Layout records:
::::::

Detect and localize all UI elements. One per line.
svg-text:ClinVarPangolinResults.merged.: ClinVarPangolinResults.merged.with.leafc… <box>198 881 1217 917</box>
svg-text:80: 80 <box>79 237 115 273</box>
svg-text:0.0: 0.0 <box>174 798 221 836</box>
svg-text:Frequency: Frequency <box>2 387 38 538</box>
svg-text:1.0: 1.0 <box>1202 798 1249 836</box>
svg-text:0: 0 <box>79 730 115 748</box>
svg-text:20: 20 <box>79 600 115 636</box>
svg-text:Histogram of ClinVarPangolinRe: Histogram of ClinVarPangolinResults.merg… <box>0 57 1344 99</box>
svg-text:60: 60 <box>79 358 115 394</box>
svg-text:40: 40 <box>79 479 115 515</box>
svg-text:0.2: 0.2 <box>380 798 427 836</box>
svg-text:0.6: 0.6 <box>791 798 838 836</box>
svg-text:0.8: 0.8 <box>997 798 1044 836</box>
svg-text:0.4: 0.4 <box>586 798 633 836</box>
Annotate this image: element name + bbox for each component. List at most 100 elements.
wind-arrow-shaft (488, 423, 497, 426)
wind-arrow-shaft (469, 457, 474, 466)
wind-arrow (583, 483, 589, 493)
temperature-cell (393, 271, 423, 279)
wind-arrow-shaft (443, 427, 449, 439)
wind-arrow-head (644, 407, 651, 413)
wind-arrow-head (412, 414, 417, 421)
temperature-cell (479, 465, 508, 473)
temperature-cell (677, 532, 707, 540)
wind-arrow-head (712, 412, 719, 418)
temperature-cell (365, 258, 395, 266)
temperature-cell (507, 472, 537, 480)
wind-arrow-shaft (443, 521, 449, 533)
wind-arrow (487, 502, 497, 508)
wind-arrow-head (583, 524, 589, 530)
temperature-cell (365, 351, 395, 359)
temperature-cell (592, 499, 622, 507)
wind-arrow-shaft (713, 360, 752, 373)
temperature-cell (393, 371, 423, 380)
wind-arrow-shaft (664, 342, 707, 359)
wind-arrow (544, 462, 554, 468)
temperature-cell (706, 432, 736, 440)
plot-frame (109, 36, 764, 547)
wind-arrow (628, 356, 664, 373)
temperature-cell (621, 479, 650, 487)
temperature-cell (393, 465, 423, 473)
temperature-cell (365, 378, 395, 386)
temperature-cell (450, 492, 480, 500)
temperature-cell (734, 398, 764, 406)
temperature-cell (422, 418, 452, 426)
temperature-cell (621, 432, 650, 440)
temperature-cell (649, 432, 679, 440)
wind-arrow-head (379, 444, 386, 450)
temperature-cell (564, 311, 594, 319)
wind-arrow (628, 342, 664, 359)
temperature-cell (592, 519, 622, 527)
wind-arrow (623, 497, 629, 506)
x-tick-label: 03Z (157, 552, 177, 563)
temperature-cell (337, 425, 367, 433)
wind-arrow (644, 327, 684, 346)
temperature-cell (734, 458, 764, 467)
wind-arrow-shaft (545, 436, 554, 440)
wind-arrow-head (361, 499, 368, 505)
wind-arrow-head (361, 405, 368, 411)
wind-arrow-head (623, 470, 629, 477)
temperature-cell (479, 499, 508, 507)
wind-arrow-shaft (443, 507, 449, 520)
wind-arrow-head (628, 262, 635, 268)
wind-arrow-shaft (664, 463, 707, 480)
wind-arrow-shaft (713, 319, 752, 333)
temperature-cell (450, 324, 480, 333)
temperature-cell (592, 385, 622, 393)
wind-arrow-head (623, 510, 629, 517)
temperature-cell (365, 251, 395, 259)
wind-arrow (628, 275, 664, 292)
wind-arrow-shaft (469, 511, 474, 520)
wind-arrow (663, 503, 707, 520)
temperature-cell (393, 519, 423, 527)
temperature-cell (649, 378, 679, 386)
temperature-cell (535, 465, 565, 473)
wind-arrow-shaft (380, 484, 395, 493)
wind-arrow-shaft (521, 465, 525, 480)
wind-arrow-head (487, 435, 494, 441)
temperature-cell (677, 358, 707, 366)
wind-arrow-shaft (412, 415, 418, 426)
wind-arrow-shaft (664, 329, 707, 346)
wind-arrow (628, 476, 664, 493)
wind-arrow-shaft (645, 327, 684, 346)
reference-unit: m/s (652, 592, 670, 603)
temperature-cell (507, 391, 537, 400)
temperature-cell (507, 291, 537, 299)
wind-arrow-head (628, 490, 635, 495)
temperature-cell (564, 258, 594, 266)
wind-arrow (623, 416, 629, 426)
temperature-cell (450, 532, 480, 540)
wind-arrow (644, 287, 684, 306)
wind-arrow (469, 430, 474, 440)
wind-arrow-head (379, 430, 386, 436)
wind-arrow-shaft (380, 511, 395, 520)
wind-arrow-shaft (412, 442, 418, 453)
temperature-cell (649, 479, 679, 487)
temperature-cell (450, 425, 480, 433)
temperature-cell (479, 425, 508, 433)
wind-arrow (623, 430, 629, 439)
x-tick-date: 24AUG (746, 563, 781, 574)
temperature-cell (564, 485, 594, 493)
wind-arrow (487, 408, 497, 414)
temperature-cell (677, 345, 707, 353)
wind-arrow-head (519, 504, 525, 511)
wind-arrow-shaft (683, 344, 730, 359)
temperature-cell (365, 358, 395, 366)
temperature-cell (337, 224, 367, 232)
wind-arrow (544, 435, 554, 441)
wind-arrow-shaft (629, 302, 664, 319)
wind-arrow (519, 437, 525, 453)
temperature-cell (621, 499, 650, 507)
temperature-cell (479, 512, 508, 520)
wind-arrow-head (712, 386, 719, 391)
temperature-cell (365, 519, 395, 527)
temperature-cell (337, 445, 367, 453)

::::::

Stated problem>
Rewrite the rows from the very first one through the line that contains "wind-arrow-shaft (469, 457, 474, 466)", replacing "Frequency" with "Count" and keeping everything else the same.

Reply to the task>
Detect and localize all UI elements. One per line.
svg-text:ClinVarPangolinResults.merged.: ClinVarPangolinResults.merged.with.leafc… <box>198 881 1217 917</box>
svg-text:80: 80 <box>79 237 115 273</box>
svg-text:0.0: 0.0 <box>174 798 221 836</box>
svg-text:Count: Count <box>2 387 38 538</box>
svg-text:1.0: 1.0 <box>1202 798 1249 836</box>
svg-text:0: 0 <box>79 730 115 748</box>
svg-text:20: 20 <box>79 600 115 636</box>
svg-text:Histogram of ClinVarPangolinRe: Histogram of ClinVarPangolinResults.merg… <box>0 57 1344 99</box>
svg-text:60: 60 <box>79 358 115 394</box>
svg-text:40: 40 <box>79 479 115 515</box>
svg-text:0.2: 0.2 <box>380 798 427 836</box>
svg-text:0.6: 0.6 <box>791 798 838 836</box>
svg-text:0.8: 0.8 <box>997 798 1044 836</box>
svg-text:0.4: 0.4 <box>586 798 633 836</box>
Annotate this image: element name + bbox for each component. List at most 100 elements.
wind-arrow-shaft (488, 423, 497, 426)
wind-arrow-shaft (469, 457, 474, 466)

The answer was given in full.